## DATA
* start *
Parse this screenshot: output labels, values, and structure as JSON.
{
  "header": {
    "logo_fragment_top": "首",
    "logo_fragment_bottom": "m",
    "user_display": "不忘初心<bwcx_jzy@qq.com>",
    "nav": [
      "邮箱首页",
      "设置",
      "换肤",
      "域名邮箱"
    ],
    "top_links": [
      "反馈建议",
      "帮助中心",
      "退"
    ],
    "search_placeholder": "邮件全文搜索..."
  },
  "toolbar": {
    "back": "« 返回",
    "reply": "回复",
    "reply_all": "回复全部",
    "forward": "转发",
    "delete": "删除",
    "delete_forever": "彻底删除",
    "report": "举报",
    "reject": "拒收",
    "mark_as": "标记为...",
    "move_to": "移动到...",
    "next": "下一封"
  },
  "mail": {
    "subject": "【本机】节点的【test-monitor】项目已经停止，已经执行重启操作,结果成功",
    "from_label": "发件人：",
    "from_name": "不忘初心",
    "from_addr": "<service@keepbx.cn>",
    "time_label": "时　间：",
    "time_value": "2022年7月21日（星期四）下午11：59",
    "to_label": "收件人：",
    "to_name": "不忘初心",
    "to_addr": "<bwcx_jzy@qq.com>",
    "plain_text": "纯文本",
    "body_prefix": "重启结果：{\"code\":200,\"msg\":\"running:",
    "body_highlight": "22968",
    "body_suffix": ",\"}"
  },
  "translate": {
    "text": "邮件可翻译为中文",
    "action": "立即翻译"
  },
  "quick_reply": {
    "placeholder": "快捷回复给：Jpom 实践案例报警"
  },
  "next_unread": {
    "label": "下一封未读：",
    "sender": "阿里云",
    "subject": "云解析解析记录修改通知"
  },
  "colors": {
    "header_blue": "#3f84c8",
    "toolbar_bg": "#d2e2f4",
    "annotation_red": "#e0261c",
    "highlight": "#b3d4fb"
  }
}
* end *
## PROBLEM
Report only the count of lines that include the string "不忘初心".

## RESULT FOR THIS TASK
3